[Data entries]
## BEGIN

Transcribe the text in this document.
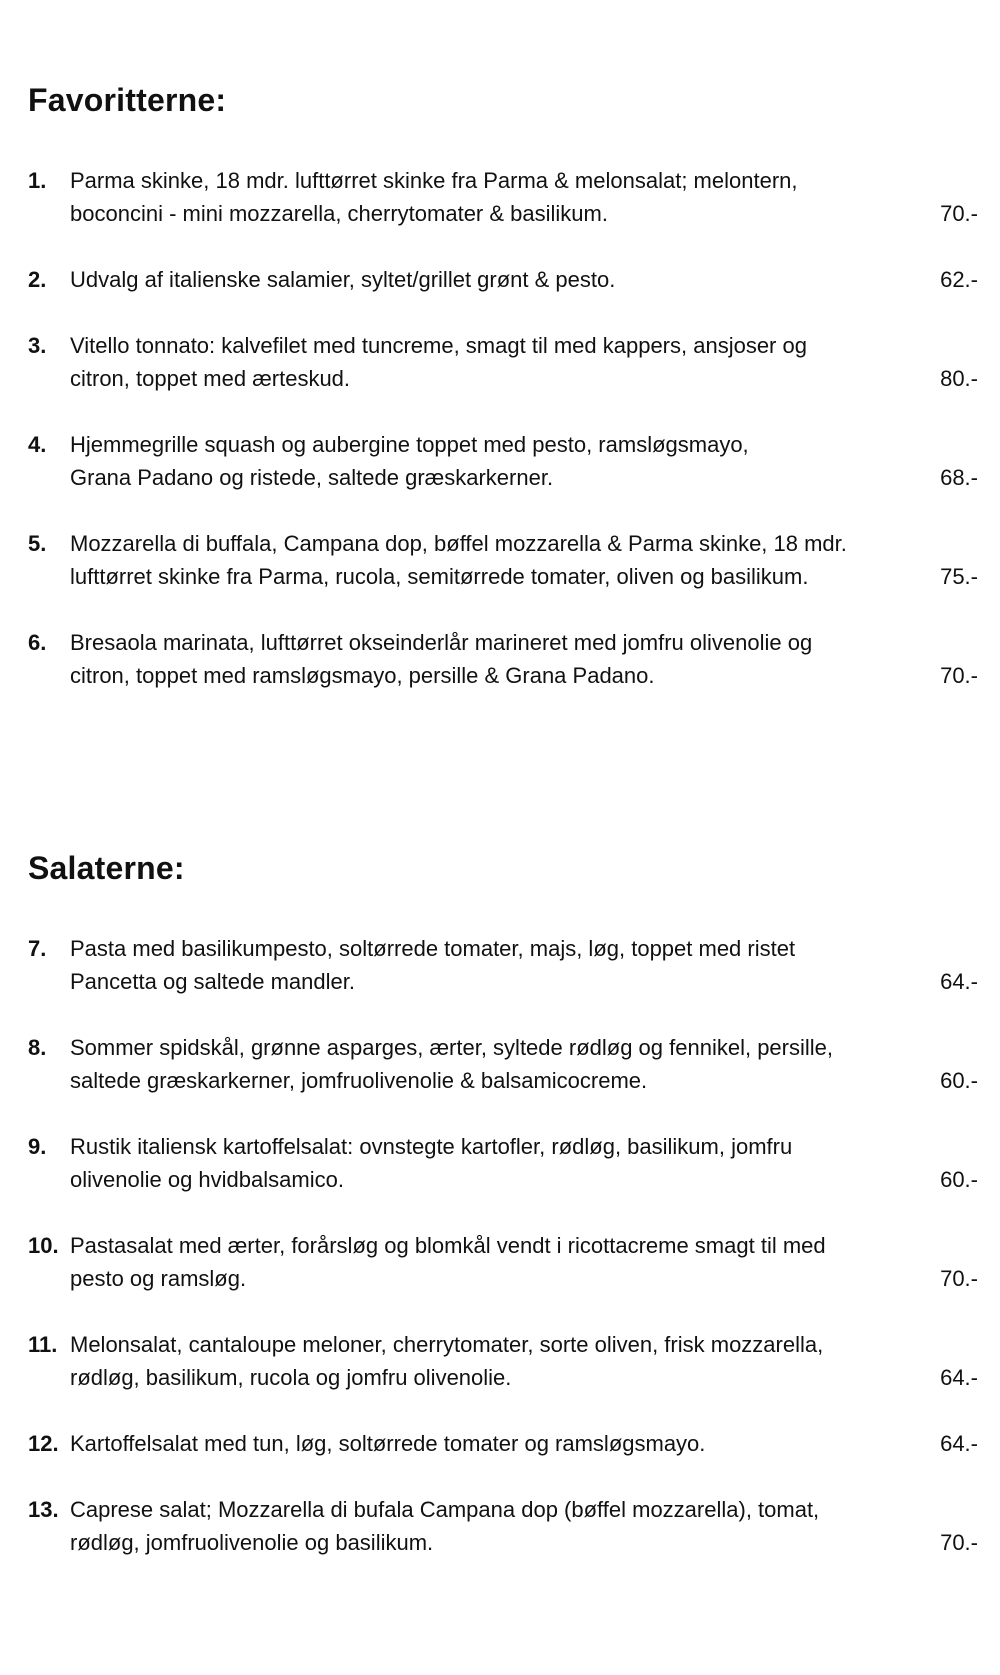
Favoritterne:
1.	Parma skinke, 18 mdr. lufttørret skinke fra Parma & melonsalat; melontern,
boconcini - mini mozzarella, cherrytomater & basilikum.	70.-
2.	Udvalg af italienske salamier, syltet/grillet grønt & pesto.	62.-
3.	Vitello tonnato: kalvefilet med tuncreme, smagt til med kappers, ansjoser og
citron, toppet med ærteskud.	80.-
4.	Hjemmegrille squash og aubergine toppet med pesto, ramsløgsmayo,
Grana Padano og ristede, saltede græskarkerner.	68.-
5.	Mozzarella di buffala, Campana dop, bøffel mozzarella & Parma skinke, 18 mdr.
lufttørret skinke fra Parma, rucola, semitørrede tomater, oliven og basilikum.	75.-
6.	Bresaola marinata, lufttørret okseinderlår marineret med jomfru olivenolie og
citron, toppet med ramsløgsmayo, persille & Grana Padano.	70.-
Salaterne:
7.	Pasta med basilikumpesto, soltørrede tomater, majs, løg, toppet med ristet
Pancetta og saltede mandler.	64.-
8.	Sommer spidskål, grønne asparges, ærter, syltede rødløg og fennikel, persille,
saltede græskarkerner, jomfruolivenolie & balsamicocreme.	60.-
9.	Rustik italiensk kartoffelsalat: ovnstegte kartofler, rødløg, basilikum, jomfru
olivenolie og hvidbalsamico.	60.-
10. Pastasalat med ærter, forårsløg og blomkål vendt i ricottacreme smagt til med
pesto og ramsløg.	70.-
11. Melonsalat, cantaloupe meloner, cherrytomater, sorte oliven, frisk mozzarella,
rødløg, basilikum, rucola og jomfru olivenolie.	64.-
12. Kartoffelsalat med tun, løg, soltørrede tomater og ramsløgsmayo.	64.-
13. Caprese salat; Mozzarella di bufala Campana dop (bøffel mozzarella), tomat,
rødløg, jomfruolivenolie og basilikum.	70.-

## END

Report how many lines in the records hold the word "Padano", giving the number and nothing else.

2